* Exercise
Gather each line of the entries below that includes "indriya".

Extracted data entries:
============================================================
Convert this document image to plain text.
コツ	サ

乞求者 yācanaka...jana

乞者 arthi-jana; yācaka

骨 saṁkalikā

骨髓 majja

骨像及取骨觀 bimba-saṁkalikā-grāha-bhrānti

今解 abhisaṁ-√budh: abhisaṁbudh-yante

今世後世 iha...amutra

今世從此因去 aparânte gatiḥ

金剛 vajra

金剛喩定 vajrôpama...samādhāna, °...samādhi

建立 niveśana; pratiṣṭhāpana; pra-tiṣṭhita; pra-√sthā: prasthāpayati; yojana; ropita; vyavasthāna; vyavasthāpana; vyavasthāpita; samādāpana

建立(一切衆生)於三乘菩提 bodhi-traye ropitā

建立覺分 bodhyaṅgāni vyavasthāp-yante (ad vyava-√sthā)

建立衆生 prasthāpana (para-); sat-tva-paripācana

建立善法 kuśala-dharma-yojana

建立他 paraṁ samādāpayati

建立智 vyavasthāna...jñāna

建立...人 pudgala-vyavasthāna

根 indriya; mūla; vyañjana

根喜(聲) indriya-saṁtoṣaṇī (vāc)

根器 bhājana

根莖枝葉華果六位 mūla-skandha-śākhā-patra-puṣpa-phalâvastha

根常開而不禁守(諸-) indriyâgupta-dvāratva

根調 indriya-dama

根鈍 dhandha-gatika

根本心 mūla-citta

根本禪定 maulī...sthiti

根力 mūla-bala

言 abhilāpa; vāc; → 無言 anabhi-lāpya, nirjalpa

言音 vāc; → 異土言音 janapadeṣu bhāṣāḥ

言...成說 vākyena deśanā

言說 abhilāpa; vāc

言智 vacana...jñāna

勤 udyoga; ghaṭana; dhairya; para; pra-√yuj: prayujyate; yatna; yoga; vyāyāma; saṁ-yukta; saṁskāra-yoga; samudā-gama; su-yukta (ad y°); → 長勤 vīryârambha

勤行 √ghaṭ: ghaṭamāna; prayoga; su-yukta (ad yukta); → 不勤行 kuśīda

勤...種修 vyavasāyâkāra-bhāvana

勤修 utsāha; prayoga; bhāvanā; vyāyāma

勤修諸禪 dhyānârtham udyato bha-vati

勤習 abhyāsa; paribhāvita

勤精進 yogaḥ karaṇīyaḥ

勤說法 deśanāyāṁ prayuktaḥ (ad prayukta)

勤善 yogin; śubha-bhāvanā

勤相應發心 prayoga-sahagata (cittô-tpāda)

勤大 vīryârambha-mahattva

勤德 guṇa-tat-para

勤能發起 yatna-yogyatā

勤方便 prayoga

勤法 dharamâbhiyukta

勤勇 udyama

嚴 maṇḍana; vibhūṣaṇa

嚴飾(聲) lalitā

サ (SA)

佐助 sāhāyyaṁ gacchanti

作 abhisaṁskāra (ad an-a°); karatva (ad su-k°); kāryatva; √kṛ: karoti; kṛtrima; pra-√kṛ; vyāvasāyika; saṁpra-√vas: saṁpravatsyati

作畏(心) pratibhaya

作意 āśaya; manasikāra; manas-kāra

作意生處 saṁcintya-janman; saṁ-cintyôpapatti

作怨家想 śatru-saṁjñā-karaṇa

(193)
============================================================
* Problem solution
根 indriya; mūla; vyañjana
根喜(聲) indriya-saṁtoṣaṇī (vāc)
根調 indriya-dama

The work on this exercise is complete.